From the listing below, copy every line with the word "series".

GIVEN DATA »
==*==

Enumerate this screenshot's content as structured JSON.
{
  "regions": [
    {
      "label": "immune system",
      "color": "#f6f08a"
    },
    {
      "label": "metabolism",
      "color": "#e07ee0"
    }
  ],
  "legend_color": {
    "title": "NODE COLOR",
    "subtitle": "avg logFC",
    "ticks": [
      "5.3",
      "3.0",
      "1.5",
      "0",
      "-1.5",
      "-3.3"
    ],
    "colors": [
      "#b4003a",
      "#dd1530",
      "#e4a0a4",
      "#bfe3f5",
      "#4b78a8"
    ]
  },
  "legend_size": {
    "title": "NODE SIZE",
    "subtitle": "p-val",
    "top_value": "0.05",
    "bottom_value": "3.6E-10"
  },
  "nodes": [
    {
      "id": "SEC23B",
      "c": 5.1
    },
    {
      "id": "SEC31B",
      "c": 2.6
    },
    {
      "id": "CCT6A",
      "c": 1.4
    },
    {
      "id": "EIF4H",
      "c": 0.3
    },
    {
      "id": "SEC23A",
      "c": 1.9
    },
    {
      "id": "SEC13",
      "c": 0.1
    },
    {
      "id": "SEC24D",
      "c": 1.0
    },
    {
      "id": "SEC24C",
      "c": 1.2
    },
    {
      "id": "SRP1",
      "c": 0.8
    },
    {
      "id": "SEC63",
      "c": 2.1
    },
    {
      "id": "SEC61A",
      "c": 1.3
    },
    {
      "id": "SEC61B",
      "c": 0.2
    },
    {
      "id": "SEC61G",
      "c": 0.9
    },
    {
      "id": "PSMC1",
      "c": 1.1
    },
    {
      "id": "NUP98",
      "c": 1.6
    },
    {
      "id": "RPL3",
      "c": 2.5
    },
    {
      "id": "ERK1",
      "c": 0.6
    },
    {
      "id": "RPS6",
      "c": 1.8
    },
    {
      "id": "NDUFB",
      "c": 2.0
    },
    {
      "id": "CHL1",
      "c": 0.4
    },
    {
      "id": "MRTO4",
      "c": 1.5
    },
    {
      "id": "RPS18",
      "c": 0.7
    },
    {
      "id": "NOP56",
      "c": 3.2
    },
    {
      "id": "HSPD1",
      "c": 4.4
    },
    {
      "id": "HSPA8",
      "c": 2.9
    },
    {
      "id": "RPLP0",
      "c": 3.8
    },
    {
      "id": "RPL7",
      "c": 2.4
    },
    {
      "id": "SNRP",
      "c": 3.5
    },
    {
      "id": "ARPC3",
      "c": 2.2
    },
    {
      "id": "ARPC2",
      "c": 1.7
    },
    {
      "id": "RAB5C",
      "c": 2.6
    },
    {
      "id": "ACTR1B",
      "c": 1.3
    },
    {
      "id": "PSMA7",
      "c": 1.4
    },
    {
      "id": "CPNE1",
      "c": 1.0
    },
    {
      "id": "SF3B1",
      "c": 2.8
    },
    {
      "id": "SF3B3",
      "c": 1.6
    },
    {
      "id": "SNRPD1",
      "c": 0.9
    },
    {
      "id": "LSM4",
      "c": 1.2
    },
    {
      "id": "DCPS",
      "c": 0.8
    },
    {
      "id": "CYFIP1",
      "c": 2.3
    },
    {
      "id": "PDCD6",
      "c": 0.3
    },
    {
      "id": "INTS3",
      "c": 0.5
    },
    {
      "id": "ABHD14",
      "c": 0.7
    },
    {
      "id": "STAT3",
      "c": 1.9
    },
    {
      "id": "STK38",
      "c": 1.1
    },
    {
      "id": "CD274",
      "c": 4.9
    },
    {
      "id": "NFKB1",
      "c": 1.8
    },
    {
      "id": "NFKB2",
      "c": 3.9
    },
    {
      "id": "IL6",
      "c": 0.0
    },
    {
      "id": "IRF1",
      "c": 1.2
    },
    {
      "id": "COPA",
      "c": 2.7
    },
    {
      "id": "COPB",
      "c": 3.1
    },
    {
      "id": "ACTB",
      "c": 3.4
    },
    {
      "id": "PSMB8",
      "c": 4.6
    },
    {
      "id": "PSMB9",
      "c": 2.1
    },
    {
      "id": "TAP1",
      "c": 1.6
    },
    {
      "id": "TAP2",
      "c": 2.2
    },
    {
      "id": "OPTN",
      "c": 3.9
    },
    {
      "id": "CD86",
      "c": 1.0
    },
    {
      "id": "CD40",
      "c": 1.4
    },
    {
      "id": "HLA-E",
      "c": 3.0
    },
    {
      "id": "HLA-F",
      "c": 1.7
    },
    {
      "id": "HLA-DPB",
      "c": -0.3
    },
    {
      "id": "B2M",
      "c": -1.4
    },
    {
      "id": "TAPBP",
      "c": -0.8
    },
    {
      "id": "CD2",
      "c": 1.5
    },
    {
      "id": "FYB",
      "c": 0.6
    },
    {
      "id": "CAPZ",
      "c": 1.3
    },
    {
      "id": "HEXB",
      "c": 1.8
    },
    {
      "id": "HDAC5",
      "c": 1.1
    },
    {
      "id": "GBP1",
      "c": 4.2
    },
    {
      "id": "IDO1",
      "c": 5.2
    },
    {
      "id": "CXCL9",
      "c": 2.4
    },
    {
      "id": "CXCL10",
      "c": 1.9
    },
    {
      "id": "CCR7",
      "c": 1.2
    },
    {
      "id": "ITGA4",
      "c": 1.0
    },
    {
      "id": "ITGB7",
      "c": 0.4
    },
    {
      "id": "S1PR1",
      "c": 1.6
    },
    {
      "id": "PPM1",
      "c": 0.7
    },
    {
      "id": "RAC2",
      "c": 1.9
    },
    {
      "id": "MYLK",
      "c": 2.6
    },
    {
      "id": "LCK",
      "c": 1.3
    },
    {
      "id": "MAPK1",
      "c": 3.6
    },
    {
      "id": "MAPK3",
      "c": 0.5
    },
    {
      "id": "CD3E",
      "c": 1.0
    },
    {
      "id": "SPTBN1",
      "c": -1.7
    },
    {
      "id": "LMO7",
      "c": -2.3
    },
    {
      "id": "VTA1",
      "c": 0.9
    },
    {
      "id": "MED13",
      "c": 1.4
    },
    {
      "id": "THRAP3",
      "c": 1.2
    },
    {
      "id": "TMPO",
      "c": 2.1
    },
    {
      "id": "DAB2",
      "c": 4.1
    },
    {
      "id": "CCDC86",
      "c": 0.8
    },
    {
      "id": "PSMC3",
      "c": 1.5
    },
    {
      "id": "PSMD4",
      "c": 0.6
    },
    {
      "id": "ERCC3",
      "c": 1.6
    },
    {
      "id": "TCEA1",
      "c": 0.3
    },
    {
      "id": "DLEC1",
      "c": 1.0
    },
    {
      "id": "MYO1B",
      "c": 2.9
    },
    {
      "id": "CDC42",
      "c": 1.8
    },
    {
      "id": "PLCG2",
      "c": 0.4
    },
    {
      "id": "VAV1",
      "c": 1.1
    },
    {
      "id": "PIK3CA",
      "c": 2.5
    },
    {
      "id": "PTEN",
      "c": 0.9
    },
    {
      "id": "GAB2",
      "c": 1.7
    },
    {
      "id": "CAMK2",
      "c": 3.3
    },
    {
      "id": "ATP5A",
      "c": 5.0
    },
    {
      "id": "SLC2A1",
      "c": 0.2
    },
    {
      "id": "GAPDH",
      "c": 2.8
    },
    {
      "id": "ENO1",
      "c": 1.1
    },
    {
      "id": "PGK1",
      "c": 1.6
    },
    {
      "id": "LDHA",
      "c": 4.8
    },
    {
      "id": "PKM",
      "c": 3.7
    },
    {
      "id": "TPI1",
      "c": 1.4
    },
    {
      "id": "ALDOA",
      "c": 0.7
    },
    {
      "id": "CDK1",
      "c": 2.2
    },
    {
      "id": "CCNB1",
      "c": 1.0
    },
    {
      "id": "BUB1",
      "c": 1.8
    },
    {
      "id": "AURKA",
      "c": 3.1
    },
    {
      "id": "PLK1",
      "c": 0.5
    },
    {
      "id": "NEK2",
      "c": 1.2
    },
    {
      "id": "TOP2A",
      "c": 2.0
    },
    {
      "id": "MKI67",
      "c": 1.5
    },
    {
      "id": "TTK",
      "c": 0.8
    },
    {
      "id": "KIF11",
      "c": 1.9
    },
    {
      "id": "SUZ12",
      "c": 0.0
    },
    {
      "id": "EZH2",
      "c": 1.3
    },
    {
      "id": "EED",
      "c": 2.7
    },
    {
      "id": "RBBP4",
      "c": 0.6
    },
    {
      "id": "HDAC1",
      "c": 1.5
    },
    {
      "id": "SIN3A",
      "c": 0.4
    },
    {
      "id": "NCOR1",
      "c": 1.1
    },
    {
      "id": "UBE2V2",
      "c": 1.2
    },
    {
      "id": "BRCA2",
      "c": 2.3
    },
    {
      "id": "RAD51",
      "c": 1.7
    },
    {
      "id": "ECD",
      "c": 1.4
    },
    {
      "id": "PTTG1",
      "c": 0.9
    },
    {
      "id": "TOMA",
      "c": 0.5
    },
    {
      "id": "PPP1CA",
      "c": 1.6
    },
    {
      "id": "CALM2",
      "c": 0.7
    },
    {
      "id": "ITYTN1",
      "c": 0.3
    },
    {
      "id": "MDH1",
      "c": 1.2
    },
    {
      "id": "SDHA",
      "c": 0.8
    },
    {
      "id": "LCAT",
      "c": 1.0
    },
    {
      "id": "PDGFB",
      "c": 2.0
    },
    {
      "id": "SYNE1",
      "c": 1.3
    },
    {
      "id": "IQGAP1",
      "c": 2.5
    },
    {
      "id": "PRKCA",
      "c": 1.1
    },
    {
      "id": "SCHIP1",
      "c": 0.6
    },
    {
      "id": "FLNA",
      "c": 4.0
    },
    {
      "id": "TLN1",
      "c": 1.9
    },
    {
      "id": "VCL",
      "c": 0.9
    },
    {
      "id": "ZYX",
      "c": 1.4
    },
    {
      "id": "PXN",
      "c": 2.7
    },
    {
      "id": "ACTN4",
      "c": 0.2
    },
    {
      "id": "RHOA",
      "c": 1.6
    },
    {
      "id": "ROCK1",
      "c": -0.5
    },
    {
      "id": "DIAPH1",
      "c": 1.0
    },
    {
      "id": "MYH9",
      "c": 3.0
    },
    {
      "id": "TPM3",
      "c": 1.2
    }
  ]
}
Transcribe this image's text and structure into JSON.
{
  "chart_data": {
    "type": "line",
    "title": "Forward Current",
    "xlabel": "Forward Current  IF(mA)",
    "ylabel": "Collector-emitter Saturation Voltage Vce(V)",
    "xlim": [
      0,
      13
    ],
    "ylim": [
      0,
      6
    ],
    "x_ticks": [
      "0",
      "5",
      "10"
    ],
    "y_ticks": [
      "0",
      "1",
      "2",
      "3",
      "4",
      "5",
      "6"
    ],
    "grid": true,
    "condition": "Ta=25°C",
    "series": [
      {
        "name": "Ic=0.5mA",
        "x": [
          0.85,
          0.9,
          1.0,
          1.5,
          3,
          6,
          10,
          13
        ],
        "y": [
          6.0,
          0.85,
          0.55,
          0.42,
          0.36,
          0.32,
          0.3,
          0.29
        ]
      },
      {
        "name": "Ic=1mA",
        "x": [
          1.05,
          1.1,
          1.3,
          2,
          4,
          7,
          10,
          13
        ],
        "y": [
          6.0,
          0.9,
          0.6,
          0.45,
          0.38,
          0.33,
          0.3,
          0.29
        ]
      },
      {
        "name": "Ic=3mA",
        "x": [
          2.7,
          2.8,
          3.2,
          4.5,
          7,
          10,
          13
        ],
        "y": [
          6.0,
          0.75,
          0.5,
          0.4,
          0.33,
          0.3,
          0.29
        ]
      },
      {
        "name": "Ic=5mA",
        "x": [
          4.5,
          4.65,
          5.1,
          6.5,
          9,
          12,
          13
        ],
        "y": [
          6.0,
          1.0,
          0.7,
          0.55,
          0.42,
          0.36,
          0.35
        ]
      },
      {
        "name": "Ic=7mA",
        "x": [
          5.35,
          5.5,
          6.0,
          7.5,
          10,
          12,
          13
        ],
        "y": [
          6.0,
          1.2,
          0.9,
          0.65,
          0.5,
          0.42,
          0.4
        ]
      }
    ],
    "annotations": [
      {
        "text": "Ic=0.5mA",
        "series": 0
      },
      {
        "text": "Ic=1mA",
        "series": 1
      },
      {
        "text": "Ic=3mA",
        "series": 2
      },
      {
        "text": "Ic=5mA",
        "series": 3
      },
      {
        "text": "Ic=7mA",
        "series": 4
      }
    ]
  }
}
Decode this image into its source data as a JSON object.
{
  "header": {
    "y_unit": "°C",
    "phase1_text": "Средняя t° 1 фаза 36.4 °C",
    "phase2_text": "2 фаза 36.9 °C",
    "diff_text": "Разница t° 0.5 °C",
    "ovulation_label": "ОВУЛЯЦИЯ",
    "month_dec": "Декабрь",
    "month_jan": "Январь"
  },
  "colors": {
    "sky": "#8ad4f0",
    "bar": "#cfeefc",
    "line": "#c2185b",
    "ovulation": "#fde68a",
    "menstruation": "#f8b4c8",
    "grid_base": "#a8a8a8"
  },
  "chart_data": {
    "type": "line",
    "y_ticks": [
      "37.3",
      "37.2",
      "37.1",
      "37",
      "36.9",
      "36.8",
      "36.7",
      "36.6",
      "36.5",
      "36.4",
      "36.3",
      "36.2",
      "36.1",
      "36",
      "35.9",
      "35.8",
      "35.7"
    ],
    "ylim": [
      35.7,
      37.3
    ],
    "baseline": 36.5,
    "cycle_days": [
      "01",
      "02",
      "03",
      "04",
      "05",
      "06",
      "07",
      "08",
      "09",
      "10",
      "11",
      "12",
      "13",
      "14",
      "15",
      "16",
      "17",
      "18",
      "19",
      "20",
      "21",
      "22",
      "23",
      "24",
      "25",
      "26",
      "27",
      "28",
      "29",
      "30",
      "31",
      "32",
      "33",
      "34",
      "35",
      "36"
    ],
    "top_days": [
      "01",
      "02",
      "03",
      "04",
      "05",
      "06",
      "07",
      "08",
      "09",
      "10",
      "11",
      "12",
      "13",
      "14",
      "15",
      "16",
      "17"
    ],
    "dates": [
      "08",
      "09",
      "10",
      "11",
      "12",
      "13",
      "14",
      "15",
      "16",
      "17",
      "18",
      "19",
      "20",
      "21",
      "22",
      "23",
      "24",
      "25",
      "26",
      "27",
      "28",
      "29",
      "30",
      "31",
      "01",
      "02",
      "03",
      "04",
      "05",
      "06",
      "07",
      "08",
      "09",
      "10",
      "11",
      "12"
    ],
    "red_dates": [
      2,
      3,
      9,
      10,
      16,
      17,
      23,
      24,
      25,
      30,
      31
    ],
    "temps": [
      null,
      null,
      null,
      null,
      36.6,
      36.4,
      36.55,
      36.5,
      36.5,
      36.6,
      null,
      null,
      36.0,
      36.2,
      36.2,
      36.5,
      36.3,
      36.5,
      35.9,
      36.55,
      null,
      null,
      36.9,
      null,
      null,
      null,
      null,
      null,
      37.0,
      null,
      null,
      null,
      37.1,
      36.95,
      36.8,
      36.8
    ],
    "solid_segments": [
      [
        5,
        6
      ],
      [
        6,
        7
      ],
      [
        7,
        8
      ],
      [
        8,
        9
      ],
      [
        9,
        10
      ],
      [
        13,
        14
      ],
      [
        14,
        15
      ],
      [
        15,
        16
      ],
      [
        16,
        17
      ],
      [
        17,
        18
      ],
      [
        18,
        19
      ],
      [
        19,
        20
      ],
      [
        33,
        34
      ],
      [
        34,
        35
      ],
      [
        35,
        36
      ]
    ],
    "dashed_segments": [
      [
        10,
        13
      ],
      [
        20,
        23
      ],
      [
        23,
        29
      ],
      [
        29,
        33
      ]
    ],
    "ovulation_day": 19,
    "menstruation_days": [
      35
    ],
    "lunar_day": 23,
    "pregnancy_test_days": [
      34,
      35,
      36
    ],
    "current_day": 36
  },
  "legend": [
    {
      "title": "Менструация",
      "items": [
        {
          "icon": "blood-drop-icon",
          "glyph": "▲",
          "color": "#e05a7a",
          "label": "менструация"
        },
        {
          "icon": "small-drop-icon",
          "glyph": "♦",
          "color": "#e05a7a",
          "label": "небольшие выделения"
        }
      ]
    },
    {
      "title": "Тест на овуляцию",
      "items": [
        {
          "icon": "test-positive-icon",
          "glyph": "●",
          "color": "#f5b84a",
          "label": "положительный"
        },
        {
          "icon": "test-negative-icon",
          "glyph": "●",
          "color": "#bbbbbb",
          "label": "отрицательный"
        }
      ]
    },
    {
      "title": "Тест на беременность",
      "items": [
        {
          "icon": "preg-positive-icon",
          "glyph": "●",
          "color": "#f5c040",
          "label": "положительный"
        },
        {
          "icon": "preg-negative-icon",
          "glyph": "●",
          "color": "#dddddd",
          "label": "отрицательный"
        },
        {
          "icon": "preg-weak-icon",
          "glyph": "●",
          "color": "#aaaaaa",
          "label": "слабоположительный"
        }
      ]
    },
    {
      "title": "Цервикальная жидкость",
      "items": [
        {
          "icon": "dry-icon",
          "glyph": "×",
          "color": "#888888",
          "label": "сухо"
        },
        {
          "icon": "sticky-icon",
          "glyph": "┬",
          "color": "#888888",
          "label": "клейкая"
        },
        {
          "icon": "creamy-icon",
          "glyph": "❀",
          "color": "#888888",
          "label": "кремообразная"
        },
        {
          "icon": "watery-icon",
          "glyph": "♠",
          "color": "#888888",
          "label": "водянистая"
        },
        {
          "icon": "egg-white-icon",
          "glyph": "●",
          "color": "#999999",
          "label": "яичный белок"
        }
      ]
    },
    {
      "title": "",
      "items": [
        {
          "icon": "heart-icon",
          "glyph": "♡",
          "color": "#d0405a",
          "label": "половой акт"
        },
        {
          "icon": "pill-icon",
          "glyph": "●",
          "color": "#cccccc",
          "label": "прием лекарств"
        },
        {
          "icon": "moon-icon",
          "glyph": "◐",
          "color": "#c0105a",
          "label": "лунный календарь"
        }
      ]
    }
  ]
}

==*==

WRITTEN RESPONSE »
    "series": [
        "series": 0
        "series": 1
        "series": 2
        "series": 3
        "series": 4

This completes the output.